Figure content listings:
• • • • •
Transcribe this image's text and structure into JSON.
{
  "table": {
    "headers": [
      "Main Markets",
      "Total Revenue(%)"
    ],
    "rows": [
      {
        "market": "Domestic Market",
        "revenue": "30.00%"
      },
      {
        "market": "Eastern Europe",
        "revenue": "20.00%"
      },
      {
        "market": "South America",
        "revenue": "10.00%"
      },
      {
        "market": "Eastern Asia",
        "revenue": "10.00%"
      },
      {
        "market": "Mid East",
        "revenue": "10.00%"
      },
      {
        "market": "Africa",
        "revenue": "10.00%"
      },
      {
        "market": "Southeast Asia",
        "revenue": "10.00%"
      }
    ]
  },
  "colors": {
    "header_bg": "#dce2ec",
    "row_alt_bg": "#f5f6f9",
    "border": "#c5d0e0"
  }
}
• • • • •
YOUR INSTRUCTIONS: Type the material above out again, exactly.

FULL SOLUTION:
Transcribe this image's text and structure into JSON.
{
  "table": {
    "headers": [
      "Main Markets",
      "Total Revenue(%)"
    ],
    "rows": [
      {
        "market": "Domestic Market",
        "revenue": "30.00%"
      },
      {
        "market": "Eastern Europe",
        "revenue": "20.00%"
      },
      {
        "market": "South America",
        "revenue": "10.00%"
      },
      {
        "market": "Eastern Asia",
        "revenue": "10.00%"
      },
      {
        "market": "Mid East",
        "revenue": "10.00%"
      },
      {
        "market": "Africa",
        "revenue": "10.00%"
      },
      {
        "market": "Southeast Asia",
        "revenue": "10.00%"
      }
    ]
  },
  "colors": {
    "header_bg": "#dce2ec",
    "row_alt_bg": "#f5f6f9",
    "border": "#c5d0e0"
  }
}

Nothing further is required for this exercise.